### TASK INSTRUCTIONS
[1] In the essay on pandemics and Daniel Defoe, copy word for word the stretch from "Inside this bubble, economists" through "as their guide.".
[2] Pick up the essay on pandemics and Daniel Defoe after its final sentence and continue writing it.

### READING TEXT
= = = =

Nothing like a virus pandemic to let us know that we’re all on this earth together. Since medicine eliminated the most common infectious diseases in the United States after World War II, the country has had a relatively smooth infectious disease glide for about 80 years.
Baby boomers were the last cohort of children to experience polio, measles, mumps, German measles, and chicken pox. Smallpox vaccine took care of that scourge, with the vaccine scar on baby boomer upper arms proving immunity. Diphtheria, whooping cough, tetanus, and typhoid fever vaccines eliminated those diseases except when people turned away from immunization.
HIV showed our vulnerability to “new” viruses. But its infection path didn’t involve sneezing or hand touching. Other epidemics, including viral hemorrhagic fevers like ebola, scare the patooties out of everyone, but so far, they stay localized with intense effort.
This infectious disease control has made us complacent. It’s put a lot of distance between us and the natural and man-made worldwide catastrophes that people experienced through World War II. It’s as if, in our lives, we believe we’re above nature, or outside nature, other than the final, inevitable event of dying.
Inside this bubble, economists theorize about free markets, pricing feedback loops, globalism, trade, entrepreneurism, and product innovation. Milton Friedman and John Keynes set the terms. Instead modern economists should look to Daniel Defoe, 1660 to 1731, as their guide.
Defoe’s "A Journal of the Plague Year" describes exactly the impact, in all its forms, of “nature, red in tooth and claw,” that Alfred, Lord Tennyson cites in the death in 1833 of his 22-year-old friend Arthur Hallam of cerebral hemorrhage. Both writers remind us that nature will have its way.
Defoe’s narrative, based on the eye-witness diaries of his uncle, starts this way: “It was about the beginning of September, 1664, that I, among the rest of my neighbors, heard in ordinary discourse that the plague was returned again in Holland for it had been very violent there, and particularly at Amsterdam and Rotterdam, in the year 1663, whither, they say, it was brought, some said from Italy, others from the Levant, among some goods which were brought home by their Turkey fleet; others said it was brought from Candia; others from Cyprus. It mattered not from whence it came; but all agreed it was come into Holland again.” These data points track 17th century globalism.

= = = =

### RECORD SET
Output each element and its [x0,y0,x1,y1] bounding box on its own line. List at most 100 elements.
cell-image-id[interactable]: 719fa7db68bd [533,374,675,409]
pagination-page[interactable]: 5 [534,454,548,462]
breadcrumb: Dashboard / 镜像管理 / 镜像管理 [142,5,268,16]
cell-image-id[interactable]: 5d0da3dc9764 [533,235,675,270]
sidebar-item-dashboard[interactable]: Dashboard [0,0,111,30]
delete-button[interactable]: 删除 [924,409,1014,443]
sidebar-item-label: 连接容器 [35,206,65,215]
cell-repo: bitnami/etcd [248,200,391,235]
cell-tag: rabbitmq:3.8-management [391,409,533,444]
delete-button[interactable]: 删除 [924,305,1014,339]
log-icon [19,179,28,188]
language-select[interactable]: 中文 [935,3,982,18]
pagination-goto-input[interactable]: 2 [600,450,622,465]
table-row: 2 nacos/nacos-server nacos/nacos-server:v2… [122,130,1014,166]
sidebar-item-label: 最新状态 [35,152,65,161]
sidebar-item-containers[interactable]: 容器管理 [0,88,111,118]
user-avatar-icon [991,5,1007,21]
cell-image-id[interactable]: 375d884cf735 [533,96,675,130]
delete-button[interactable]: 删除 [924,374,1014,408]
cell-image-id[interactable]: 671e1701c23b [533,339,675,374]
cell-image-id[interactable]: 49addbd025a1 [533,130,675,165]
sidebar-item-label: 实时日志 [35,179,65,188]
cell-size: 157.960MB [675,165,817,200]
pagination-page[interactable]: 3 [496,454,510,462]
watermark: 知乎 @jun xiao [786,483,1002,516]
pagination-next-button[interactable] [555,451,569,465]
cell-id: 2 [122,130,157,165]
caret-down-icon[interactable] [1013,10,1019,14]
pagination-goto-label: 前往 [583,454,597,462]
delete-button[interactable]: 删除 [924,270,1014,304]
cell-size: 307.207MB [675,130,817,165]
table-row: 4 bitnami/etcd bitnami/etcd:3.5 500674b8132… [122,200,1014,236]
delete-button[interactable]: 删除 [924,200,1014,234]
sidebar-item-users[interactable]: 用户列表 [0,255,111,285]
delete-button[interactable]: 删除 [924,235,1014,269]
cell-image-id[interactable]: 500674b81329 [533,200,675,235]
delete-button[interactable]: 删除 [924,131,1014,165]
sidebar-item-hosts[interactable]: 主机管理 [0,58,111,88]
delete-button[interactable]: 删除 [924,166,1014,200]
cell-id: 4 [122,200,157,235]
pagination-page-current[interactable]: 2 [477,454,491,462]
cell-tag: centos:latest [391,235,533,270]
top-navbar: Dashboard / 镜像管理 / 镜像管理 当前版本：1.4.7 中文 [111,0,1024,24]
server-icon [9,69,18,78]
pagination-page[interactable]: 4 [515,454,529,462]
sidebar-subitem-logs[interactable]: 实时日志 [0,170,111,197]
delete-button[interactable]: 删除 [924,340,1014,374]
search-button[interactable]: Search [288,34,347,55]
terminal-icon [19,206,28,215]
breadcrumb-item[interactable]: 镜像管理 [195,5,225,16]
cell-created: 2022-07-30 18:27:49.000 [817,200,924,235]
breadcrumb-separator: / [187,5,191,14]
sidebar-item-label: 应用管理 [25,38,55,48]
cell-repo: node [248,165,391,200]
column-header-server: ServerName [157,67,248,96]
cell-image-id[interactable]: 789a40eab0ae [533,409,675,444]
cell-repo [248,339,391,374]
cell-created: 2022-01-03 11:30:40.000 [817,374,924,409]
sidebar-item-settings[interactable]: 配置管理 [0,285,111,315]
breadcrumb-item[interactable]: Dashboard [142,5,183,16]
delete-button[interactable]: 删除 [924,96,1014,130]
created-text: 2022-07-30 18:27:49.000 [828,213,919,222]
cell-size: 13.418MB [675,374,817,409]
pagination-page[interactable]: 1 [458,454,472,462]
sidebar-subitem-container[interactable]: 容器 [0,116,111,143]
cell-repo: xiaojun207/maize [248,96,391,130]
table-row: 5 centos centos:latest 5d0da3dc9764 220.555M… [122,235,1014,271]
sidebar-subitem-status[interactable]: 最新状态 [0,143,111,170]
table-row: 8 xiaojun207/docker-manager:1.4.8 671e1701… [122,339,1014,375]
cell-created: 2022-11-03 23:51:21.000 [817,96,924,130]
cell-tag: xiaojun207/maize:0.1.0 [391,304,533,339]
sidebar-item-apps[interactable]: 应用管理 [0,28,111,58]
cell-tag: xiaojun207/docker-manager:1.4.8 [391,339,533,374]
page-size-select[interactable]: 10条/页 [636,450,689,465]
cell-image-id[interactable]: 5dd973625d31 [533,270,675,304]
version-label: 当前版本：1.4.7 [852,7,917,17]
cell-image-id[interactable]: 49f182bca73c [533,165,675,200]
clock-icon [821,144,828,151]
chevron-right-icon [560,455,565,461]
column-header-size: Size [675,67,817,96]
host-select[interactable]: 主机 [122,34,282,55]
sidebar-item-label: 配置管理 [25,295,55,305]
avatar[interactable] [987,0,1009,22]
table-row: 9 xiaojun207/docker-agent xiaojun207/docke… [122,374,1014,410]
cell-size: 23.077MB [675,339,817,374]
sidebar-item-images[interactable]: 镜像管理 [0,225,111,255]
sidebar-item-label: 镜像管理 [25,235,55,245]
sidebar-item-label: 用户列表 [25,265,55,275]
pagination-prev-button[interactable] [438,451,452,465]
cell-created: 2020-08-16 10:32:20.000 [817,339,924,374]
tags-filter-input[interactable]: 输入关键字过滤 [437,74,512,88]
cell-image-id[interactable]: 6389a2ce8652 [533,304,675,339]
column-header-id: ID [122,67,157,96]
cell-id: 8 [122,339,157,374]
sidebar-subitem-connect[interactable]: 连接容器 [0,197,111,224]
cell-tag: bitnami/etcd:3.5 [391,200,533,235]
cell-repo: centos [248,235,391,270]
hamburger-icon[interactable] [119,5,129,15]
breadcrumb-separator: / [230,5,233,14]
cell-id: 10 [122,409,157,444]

= = = =

### OUTPUTS BY TASK
[1]
Inside this bubble, economists theorize about free markets, pricing feedback loops, globalism, trade, entrepreneurism, and product innovation. Milton Friedman and John Keynes set the terms. Instead modern economists should look to Daniel Defoe, 1660 to 1731, as their guide.

[2]
Then Defoe pulls his story to England and its government: “It seems that the Government had a true account of it, and several councils were held about ways to prevent its coming over; but all was kept very private.” This record covers how governments react.
Nothing happens for some days, but then two Frenchmen die “at the upper end of Drury Lane” in November and December, 1664. From then into early 1665, the number of deaths increases in St Gile’s and St Andrew’s parishes, then disease spreads to St Bride’s and St James’ parishes. The rate of deaths defines how insidiously the disease spreads — slowly at first then exponentially.
Defoe’s narrator, a single man, describes the choices he’s forced to make: “I now began to consider seriously with myself concerning my own case, and how I should dispose of myself; that is to say, whether I should resolve to stay in London or shut up my house and flee… I had two important things before me: the one was the carrying on my business and shop, which was considerable, and in which was embarked all my effects in the world; and the other was the preservation of my life…” This young entrepreneur, like small business owners today, must choose whether to keep his enterprise operating and workers working or leave.
Defoe’s saddler, the narrator, stays in London, which he describes as an empty city. He counts up the quickening pace of the epidemic. In three weeks’ time, 100,000 Londoners sicken and 30,000 die. He describes the scarcity that comes when disease hits — people are stuck in London because all the horses are gone. He acknowledges goodness of the clergy, physicians, surgeons, apothecaries, magistrates, and officers of every kind who strived to help and who “lost their lives.”
Finally, as the epidemic wanes and it’s ordinary times again, he observes that the people sang God’s praise but “they soon forgot His works.”
Defoe is a keen observer of human nature in nature (see Robinson Crusoe). He doesn’t declare that the saddler made the right decisions in the face of calamity. Rather, the moral is that nature’s laws will prevail, economies aren’t exempt, and humankind’s well-being isn’t exempt, either.
Paula Noonan owns Colorado Capitol Watch, the state’s premier legislature tracking platform.